- _INSTRUCTIONS FOR THE TASK_
Copy each line of the records that holds the string "this".

- _RECORDS TO PROCESS_

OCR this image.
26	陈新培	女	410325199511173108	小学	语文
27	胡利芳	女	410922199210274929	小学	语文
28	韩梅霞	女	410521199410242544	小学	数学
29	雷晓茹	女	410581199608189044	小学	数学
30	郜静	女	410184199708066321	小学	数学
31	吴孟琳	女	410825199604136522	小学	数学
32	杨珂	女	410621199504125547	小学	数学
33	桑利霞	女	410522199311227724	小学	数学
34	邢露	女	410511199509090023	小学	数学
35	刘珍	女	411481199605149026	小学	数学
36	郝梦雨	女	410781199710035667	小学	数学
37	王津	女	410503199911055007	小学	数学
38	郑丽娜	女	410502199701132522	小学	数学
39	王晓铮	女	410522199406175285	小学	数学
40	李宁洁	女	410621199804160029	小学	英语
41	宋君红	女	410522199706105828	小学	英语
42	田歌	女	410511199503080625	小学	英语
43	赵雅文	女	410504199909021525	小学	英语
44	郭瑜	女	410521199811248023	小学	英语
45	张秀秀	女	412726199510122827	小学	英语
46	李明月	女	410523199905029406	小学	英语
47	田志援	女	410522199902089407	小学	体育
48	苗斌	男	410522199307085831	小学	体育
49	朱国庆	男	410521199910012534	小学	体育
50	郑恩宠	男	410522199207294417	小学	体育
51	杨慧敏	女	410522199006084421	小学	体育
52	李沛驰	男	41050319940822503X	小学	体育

--

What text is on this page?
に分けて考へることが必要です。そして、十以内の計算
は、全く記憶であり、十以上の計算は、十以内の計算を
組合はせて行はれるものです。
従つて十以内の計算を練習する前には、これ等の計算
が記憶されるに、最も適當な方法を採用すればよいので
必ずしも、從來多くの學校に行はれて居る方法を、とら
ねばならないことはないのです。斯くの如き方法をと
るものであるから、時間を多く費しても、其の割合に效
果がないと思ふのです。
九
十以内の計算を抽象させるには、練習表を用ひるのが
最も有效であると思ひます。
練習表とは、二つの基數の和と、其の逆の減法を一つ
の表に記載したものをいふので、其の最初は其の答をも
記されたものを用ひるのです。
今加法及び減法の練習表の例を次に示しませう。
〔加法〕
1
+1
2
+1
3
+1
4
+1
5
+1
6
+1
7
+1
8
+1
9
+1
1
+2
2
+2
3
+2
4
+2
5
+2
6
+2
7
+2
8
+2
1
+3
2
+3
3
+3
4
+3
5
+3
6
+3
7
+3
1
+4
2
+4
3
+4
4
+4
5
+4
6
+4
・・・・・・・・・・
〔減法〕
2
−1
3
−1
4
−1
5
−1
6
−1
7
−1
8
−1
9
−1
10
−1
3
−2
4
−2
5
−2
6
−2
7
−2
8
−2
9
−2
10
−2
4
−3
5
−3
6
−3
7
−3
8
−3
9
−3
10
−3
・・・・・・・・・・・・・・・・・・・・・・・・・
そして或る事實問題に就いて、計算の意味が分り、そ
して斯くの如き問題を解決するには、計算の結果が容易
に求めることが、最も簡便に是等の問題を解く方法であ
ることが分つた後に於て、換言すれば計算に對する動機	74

- _COMPLETE ANSWER_
OCR this image.
What text is on this page?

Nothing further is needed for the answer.